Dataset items
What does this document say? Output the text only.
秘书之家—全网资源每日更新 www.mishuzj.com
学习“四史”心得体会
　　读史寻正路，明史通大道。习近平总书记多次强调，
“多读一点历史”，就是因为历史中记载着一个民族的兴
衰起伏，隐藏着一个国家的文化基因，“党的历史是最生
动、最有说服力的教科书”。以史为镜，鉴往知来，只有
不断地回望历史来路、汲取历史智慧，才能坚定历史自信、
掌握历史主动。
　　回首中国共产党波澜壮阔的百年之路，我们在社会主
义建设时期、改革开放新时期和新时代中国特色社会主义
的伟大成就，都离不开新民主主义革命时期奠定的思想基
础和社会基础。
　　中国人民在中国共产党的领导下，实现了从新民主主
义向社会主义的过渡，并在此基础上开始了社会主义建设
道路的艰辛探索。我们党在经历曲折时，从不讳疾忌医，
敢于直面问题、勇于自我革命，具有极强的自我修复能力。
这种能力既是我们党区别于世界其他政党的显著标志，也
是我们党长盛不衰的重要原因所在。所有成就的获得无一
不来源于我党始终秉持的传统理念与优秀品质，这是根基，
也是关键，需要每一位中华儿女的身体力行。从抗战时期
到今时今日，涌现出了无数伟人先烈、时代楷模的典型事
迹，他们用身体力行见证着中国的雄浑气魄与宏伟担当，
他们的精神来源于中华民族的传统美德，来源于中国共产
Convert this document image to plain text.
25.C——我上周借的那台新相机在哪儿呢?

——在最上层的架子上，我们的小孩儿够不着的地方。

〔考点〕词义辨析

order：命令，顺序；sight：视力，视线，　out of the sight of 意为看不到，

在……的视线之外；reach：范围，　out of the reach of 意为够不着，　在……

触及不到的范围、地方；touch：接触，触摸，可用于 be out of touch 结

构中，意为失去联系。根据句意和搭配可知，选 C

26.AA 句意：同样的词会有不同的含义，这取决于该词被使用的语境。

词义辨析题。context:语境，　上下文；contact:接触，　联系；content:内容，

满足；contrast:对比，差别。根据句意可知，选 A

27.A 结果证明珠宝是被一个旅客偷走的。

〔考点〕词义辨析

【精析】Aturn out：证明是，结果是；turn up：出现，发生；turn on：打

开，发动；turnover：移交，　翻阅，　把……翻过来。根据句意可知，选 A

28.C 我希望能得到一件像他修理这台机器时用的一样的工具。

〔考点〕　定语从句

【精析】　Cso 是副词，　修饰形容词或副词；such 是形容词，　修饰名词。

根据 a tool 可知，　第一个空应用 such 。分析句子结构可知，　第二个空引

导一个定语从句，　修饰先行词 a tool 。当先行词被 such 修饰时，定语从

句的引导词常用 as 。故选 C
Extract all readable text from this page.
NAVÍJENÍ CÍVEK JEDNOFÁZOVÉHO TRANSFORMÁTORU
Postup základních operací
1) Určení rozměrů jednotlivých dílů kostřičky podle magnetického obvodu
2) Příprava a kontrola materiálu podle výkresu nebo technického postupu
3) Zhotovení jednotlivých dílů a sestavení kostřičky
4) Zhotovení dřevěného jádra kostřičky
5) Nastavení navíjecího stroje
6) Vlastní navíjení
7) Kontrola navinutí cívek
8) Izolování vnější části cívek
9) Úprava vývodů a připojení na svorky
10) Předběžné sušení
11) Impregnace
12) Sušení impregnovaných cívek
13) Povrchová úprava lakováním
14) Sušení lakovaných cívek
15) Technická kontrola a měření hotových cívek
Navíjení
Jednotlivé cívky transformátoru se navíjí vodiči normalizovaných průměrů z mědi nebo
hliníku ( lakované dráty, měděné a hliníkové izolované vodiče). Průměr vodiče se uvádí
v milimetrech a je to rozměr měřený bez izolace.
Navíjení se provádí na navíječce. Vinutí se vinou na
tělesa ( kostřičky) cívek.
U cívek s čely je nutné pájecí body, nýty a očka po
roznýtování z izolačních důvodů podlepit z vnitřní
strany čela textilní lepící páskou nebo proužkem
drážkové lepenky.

• **GOAL**: Lines containing "Zhotovení" are to be counted. State the total and add nothing.

• **RESULT OF THIS EXERCISE**: 2